■ **Description of the task**
The records below hold pictures; please leave those out and retype the rest exactly.

■ **Data extract**
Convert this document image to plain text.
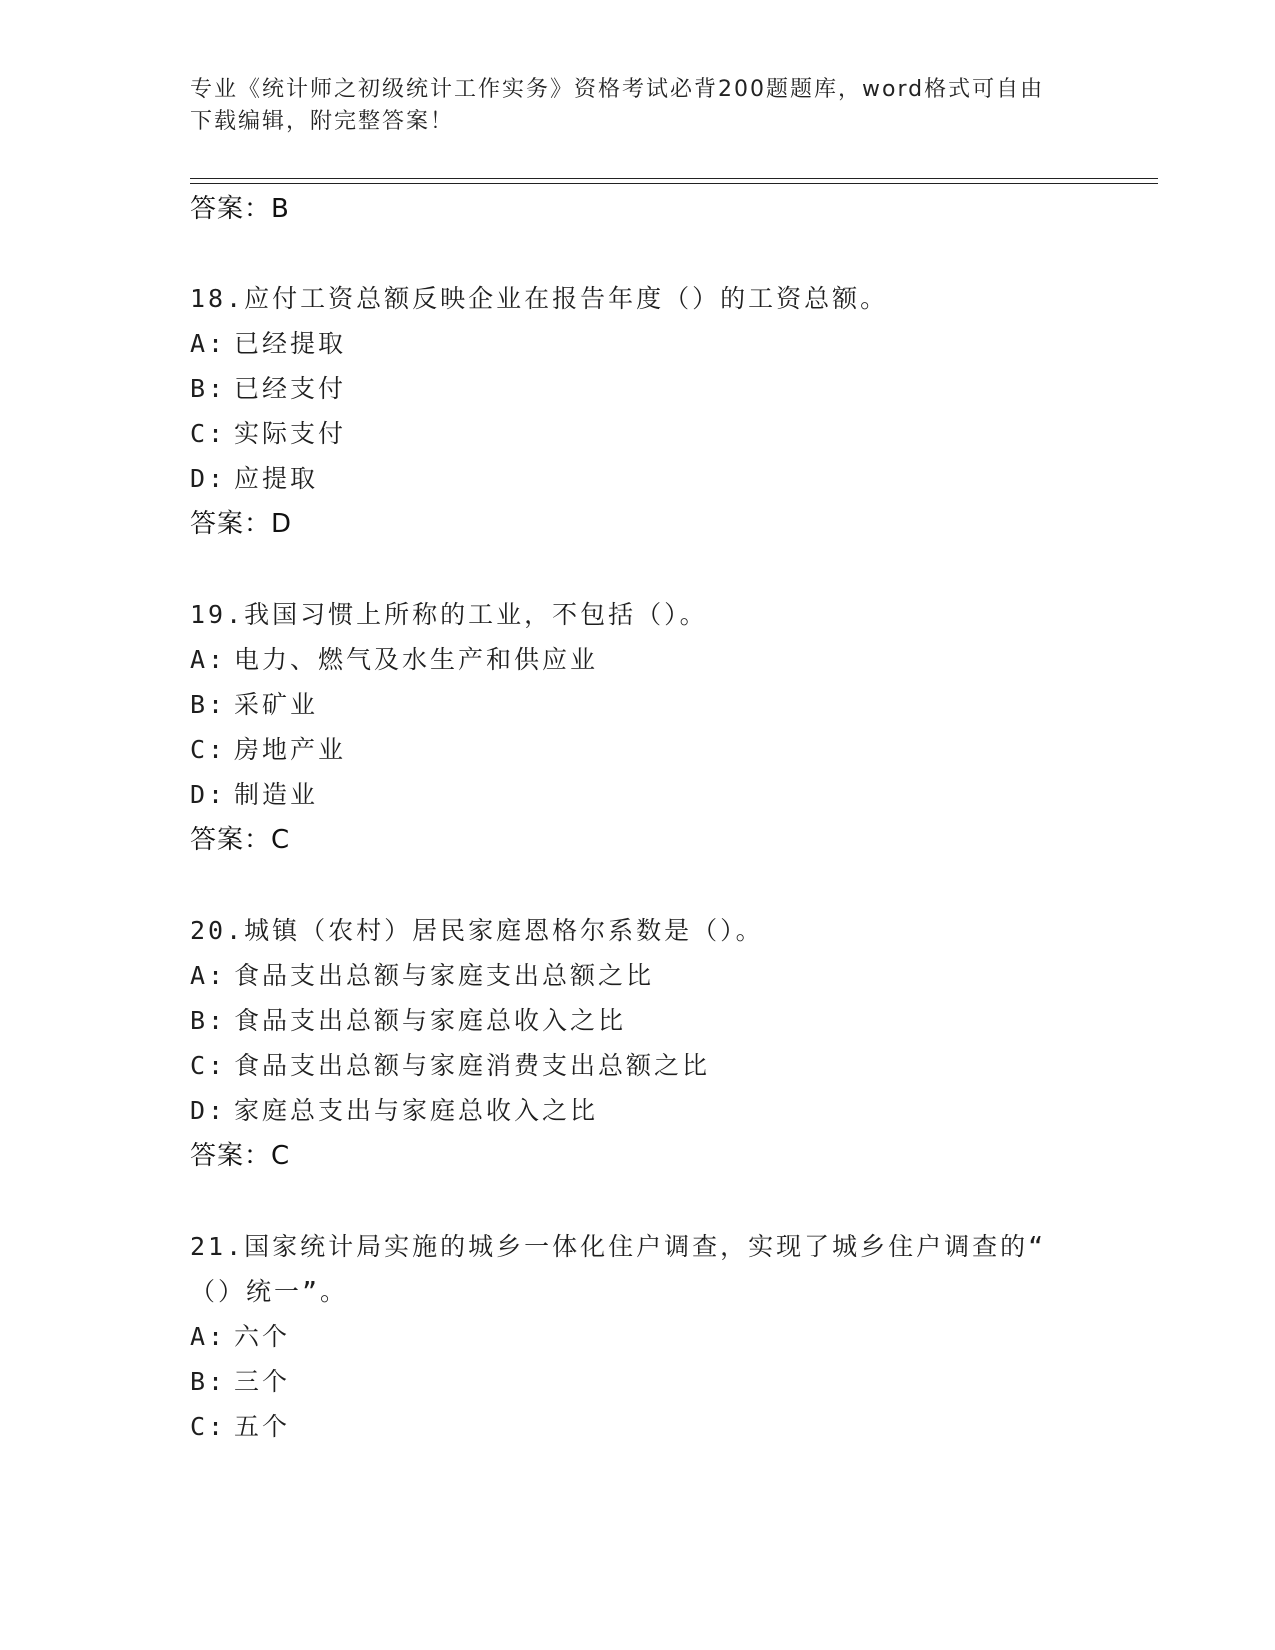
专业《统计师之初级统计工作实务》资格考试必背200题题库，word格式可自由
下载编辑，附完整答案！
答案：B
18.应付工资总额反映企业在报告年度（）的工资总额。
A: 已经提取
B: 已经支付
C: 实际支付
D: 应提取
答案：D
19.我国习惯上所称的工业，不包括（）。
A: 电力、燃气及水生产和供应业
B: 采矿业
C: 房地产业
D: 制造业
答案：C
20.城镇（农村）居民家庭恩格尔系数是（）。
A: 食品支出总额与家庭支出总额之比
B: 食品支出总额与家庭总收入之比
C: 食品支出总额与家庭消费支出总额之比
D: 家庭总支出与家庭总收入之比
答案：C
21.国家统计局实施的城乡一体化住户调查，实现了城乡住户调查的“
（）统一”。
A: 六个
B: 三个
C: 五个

■ **Response to the task**
Convert this document image to plain text.
专业《统计师之初级统计工作实务》资格考试必背200题题库，word格式可自由
下载编辑，附完整答案！
答案：B
18.应付工资总额反映企业在报告年度（）的工资总额。
A: 已经提取
B: 已经支付
C: 实际支付
D: 应提取
答案：D
19.我国习惯上所称的工业，不包括（）。
A: 电力、燃气及水生产和供应业
B: 采矿业
C: 房地产业
D: 制造业
答案：C
20.城镇（农村）居民家庭恩格尔系数是（）。
A: 食品支出总额与家庭支出总额之比
B: 食品支出总额与家庭总收入之比
C: 食品支出总额与家庭消费支出总额之比
D: 家庭总支出与家庭总收入之比
答案：C
21.国家统计局实施的城乡一体化住户调查，实现了城乡住户调查的“
（）统一”。
A: 六个
B: 三个
C: 五个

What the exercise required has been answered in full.